■ **Исходный текст**

По мере развития бальмонтовского сюжета в дневнике Надеждина «социально-классовое» начало все более слабеет, и его начинают вытеснять нормальные человеческие эмоции по отношению к Бальмонтам. Например, Якову Павловичу явно симпатичен Александр Дмитриевич[150], (брат поэта, который после смерти отца стал владельцем родового имения в Гумнищах) — сын старого барина, сумевшего наладить в Гумнищах сельскохозяйственную работу после смерти отца. 22 августа 1908 года в дневнике Надеждина появляется похвальная запись об отличном урожае, выращенном молодым барином:

Помещик наш сияет.
Прекрасный урожай.
Ему Бог помогает
Сам двадцать получать!
Крестьяне все дивятся.
Приходят проверять.
Хлеба у них родятся
Сам три, четыре, пять…

Надеждину явно по душе трудовые будни барина, тем более, что в них есть и некий «воспитательный» смысл.

Решительный поворот в бальмонтовском сюжете наступает после Октябрьской революции. Надеждин не принял большевизма, считал Ленина антихристом, а за годы Советской власти далеко ушел от дореволюционного прямолинейного демократизма и, соответственно, во многом переосмыслил свое отношение к Бальмонтам. Дневниковые записи в стихах становятся еще и хроникой распада дворянского рода. Выпадает из новой жизни симпатичный автору Александр Дмитриевич:

Наш барин прежний
Стал небрежным.
По виду злющий,
Как еж колючий…
Да, станешь чертом,
Живя за бортом.
И жизнь без дела
Совсем заела.

(«Барин в наше время. А. Д.», 29 августа 1929 г.)

Еще более трагичен финал другого брата К. Д. Бальмонта — Аркадия[151]: он был застрелен в лесу, причем именно из надеждинского дневника мы узнаем жуткие подробности этой гибели. От тела, съеденного волками, остались одни кости, которые нашла собака убитого. Завершается рассказ о смерти брата поэта горестным возгласом:

Убит, ограблен, даже съеден.
Да, жалок жребий человека!
Как беззащитен он и беден
Пред властью нынешнего века.

■ **Предоставленные записи**
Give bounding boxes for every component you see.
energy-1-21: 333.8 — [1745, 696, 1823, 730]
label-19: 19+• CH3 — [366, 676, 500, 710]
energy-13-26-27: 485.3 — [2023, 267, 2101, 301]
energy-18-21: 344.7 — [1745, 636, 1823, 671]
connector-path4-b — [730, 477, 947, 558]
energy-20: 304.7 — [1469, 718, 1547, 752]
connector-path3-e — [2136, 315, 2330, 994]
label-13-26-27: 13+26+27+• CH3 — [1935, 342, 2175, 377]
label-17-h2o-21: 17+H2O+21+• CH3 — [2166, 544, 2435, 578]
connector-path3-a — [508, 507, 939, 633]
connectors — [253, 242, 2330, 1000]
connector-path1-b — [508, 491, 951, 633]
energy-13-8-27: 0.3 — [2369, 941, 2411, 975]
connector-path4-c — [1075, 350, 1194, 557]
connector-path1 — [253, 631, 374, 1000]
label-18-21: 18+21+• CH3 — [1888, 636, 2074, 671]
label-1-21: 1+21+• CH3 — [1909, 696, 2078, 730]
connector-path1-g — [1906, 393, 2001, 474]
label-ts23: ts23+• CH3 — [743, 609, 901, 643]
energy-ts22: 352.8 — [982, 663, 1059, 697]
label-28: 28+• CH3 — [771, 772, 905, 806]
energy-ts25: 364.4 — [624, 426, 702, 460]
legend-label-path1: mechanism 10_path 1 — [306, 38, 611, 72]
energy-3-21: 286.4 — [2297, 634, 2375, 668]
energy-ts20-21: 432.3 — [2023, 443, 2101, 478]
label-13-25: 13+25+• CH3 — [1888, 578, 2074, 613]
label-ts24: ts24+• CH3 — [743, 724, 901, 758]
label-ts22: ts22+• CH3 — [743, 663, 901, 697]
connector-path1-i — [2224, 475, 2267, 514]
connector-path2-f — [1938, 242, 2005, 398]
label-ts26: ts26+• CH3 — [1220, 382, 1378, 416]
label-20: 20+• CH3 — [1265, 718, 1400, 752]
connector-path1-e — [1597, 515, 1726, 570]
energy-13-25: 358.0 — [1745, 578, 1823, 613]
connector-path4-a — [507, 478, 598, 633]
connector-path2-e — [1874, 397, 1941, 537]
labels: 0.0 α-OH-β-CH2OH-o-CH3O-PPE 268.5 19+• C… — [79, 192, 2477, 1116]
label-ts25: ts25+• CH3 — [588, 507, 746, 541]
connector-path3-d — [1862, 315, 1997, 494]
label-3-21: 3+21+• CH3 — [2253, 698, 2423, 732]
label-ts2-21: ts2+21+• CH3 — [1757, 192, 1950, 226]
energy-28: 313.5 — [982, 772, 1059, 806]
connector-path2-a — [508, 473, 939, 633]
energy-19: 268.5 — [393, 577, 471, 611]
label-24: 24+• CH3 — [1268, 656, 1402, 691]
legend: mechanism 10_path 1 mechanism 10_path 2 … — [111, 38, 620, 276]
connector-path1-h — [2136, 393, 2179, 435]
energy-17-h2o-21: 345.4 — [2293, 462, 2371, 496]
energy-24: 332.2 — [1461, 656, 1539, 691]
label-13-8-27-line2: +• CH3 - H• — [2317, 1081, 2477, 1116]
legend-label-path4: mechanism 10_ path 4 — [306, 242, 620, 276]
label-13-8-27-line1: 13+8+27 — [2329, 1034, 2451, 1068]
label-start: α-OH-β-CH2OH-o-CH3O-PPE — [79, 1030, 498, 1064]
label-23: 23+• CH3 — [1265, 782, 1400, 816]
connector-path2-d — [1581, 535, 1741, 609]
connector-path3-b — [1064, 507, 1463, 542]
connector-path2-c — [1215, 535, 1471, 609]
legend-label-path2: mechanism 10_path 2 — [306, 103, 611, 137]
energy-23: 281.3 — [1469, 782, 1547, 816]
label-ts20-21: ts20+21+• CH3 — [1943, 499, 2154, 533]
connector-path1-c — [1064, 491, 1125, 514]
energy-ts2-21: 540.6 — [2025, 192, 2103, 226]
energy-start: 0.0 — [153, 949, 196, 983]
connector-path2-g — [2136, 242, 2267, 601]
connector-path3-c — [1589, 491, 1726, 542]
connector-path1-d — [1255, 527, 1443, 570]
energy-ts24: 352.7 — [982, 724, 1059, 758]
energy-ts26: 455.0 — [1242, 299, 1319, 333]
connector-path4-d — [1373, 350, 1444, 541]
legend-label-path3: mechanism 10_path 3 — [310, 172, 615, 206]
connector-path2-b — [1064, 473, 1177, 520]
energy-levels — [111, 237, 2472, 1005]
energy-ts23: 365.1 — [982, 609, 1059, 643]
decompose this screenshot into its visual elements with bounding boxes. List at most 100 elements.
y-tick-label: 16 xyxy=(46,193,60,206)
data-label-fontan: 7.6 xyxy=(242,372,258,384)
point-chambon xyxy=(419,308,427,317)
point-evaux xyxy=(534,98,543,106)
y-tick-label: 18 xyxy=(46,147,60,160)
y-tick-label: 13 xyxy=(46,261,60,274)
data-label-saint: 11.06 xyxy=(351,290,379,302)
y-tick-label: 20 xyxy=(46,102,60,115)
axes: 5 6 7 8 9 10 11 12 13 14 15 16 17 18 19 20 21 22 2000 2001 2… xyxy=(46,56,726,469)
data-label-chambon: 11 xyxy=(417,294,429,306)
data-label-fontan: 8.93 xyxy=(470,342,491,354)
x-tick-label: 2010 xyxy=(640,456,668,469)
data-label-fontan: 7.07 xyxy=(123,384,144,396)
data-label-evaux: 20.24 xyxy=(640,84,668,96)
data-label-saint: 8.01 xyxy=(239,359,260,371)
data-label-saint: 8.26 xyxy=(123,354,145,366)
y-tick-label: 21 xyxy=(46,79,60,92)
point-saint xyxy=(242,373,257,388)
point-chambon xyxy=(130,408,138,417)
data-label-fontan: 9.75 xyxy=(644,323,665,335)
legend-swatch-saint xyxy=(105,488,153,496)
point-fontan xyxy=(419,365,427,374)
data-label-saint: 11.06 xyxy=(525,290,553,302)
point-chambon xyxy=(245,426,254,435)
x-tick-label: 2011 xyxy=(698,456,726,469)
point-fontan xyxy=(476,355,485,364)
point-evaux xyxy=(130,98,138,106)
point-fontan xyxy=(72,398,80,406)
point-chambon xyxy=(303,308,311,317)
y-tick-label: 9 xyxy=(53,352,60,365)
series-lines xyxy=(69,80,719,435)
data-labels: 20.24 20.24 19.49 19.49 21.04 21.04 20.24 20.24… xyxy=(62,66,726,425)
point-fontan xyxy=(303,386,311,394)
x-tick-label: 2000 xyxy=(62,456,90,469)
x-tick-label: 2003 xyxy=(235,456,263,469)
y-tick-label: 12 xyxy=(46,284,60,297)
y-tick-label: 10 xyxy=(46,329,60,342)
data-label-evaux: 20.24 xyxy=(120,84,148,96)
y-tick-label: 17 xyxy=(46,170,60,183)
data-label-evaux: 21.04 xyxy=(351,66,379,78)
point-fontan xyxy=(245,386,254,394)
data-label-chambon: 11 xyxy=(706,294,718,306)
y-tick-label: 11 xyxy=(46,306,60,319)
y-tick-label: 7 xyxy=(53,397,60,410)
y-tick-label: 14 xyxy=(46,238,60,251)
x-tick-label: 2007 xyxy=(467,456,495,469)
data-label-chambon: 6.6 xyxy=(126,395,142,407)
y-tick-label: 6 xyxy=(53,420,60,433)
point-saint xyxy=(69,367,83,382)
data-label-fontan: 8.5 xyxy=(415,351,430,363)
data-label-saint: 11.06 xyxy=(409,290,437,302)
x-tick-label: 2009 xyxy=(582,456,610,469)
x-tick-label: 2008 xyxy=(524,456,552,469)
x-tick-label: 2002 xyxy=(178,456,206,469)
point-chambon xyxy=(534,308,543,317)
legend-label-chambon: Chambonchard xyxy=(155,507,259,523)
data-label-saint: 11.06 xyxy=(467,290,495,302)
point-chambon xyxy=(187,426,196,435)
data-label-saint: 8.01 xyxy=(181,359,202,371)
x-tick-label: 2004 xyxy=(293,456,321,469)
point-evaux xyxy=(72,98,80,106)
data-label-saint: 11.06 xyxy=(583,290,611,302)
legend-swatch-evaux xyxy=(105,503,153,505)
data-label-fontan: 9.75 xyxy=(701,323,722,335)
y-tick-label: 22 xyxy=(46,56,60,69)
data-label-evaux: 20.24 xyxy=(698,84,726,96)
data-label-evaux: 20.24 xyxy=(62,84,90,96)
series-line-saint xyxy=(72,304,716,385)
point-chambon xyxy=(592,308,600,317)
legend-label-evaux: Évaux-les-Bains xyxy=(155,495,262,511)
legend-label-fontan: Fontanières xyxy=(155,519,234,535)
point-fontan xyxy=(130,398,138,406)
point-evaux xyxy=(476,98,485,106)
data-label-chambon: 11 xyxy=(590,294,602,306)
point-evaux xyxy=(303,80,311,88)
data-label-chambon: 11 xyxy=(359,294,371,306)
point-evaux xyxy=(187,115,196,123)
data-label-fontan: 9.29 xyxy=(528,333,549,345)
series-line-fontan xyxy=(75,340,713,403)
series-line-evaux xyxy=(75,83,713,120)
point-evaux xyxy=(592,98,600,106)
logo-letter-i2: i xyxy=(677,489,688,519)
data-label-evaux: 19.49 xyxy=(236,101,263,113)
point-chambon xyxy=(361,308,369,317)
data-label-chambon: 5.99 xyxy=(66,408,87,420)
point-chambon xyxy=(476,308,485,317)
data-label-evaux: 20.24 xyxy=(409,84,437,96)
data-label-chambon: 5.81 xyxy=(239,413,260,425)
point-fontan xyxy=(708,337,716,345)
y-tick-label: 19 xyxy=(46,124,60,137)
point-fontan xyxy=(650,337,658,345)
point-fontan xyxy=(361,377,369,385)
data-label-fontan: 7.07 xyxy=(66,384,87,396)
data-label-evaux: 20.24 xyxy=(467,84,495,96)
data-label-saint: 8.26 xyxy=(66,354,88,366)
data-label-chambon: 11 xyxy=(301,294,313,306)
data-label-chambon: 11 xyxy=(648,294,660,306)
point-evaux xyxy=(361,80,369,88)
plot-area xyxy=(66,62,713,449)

■ **Список заданий**
1. Выпишите всех людей, которые названы в исходном тексте по имени, отчеству или фамилии.
2. Перепечатайте без изменений фрагмент исходного текста: начните с места, где стоят слова «И жизнь без», и остановитесь после слов «жалок жребий человека!».
Записи представляют собой отдельный материал.

■ **Решённые задания**
1. Яков Павлович Надеждин; Александр Дмитриевич; К. Д. Бальмонт; Ленин; Аркадий.

2.
И жизнь без дела
Совсем заела.

(«Барин в наше время. А. Д.», 29 августа 1929 г.)

Еще более трагичен финал другого брата К. Д. Бальмонта — Аркадия[151]: он был застрелен в лесу, причем именно из надеждинского дневника мы узнаем жуткие подробности этой гибели. От тела, съеденного волками, остались одни кости, которые нашла собака убитого. Завершается рассказ о смерти брата поэта горестным возгласом:

Убит, ограблен, даже съеден.
Да, жалок жребий человека!